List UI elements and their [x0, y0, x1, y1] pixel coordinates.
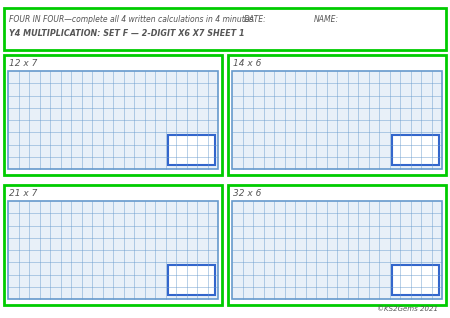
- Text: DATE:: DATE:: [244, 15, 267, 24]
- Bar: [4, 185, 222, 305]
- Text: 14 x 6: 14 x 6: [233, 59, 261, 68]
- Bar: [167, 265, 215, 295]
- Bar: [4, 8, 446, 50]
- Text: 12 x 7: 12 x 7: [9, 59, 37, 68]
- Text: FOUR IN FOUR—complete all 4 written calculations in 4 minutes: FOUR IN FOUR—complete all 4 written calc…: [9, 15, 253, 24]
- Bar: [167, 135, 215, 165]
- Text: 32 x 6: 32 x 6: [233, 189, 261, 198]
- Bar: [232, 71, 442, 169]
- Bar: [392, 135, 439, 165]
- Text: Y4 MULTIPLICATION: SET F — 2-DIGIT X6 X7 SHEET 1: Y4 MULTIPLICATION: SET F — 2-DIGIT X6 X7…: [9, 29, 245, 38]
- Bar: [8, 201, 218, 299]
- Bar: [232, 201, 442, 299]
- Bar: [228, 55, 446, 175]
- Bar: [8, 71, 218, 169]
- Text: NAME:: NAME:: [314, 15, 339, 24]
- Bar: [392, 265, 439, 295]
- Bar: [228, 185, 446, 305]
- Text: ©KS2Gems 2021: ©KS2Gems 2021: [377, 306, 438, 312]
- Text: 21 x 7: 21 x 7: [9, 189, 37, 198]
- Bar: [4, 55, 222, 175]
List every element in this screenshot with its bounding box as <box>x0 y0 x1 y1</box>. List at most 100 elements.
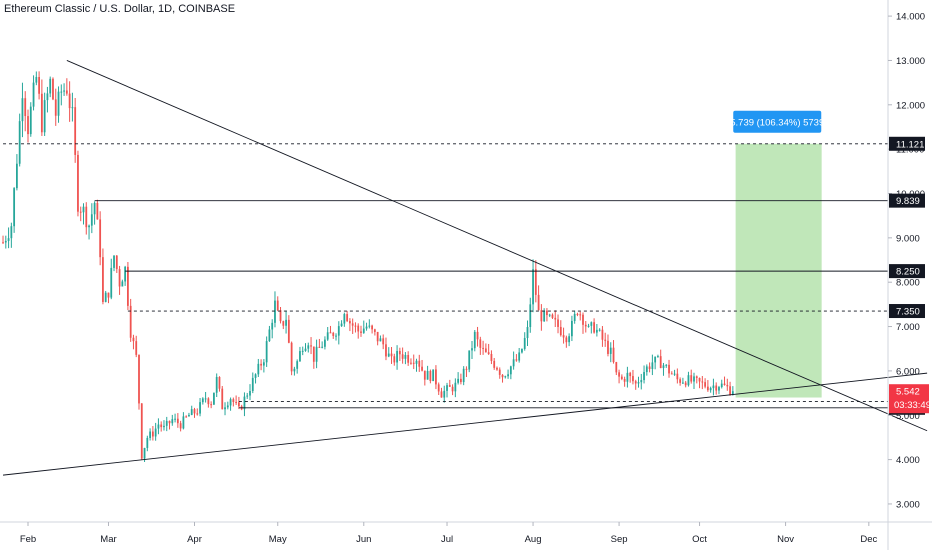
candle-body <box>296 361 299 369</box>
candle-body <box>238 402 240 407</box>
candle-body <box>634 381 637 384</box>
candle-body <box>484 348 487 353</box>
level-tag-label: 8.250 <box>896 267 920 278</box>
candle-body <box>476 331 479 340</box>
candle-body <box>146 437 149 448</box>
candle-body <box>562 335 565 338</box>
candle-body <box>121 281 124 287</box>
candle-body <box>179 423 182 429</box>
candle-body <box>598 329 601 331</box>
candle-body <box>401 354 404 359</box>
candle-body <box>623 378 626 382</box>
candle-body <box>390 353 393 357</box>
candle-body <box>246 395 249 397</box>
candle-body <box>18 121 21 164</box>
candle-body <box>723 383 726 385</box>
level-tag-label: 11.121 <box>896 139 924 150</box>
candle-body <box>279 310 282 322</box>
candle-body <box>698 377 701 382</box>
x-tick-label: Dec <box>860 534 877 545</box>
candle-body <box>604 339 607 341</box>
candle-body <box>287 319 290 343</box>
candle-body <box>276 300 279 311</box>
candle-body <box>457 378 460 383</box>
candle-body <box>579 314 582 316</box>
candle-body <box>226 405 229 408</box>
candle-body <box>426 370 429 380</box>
====
--- Written problem ---
Write out all the items above again, swapping every "candle-body" for "candlestick-body" and keeping everything else the same. Leave the pictures out.

--- Exercise solution ---
List UI elements and their [x0, y0, x1, y1] pixel coordinates.
- Text: DATE:: DATE:: [244, 15, 267, 24]
- Bar: [4, 185, 222, 305]
- Text: 14 x 6: 14 x 6: [233, 59, 261, 68]
- Bar: [167, 265, 215, 295]
- Bar: [4, 8, 446, 50]
- Text: 12 x 7: 12 x 7: [9, 59, 37, 68]
- Text: FOUR IN FOUR—complete all 4 written calculations in 4 minutes: FOUR IN FOUR—complete all 4 written calc…: [9, 15, 253, 24]
- Bar: [167, 135, 215, 165]
- Text: 32 x 6: 32 x 6: [233, 189, 261, 198]
- Bar: [232, 71, 442, 169]
- Bar: [392, 135, 439, 165]
- Text: Y4 MULTIPLICATION: SET F — 2-DIGIT X6 X7 SHEET 1: Y4 MULTIPLICATION: SET F — 2-DIGIT X6 X7…: [9, 29, 245, 38]
- Bar: [8, 201, 218, 299]
- Bar: [232, 201, 442, 299]
- Bar: [228, 55, 446, 175]
- Bar: [8, 71, 218, 169]
- Text: NAME:: NAME:: [314, 15, 339, 24]
- Bar: [392, 265, 439, 295]
- Bar: [228, 185, 446, 305]
- Text: ©KS2Gems 2021: ©KS2Gems 2021: [377, 306, 438, 312]
- Text: 21 x 7: 21 x 7: [9, 189, 37, 198]
- Bar: [4, 55, 222, 175]
List every element in this screenshot with its bounding box as <box>x0 y0 x1 y1</box>. List at most 100 elements.
candlestick-body <box>296 361 299 369</box>
candlestick-body <box>238 402 240 407</box>
candlestick-body <box>634 381 637 384</box>
candlestick-body <box>484 348 487 353</box>
level-tag-label: 8.250 <box>896 267 920 278</box>
candlestick-body <box>476 331 479 340</box>
candlestick-body <box>146 437 149 448</box>
candlestick-body <box>562 335 565 338</box>
candlestick-body <box>121 281 124 287</box>
candlestick-body <box>179 423 182 429</box>
candlestick-body <box>598 329 601 331</box>
candlestick-body <box>401 354 404 359</box>
candlestick-body <box>623 378 626 382</box>
candlestick-body <box>390 353 393 357</box>
candlestick-body <box>246 395 249 397</box>
candlestick-body <box>18 121 21 164</box>
candlestick-body <box>723 383 726 385</box>
level-tag-label: 11.121 <box>896 139 924 150</box>
candlestick-body <box>279 310 282 322</box>
candlestick-body <box>698 377 701 382</box>
x-tick-label: Dec <box>860 534 877 545</box>
candlestick-body <box>604 339 607 341</box>
candlestick-body <box>287 319 290 343</box>
candlestick-body <box>276 300 279 311</box>
candlestick-body <box>457 378 460 383</box>
candlestick-body <box>579 314 582 316</box>
candlestick-body <box>226 405 229 408</box>
candlestick-body <box>426 370 429 380</box>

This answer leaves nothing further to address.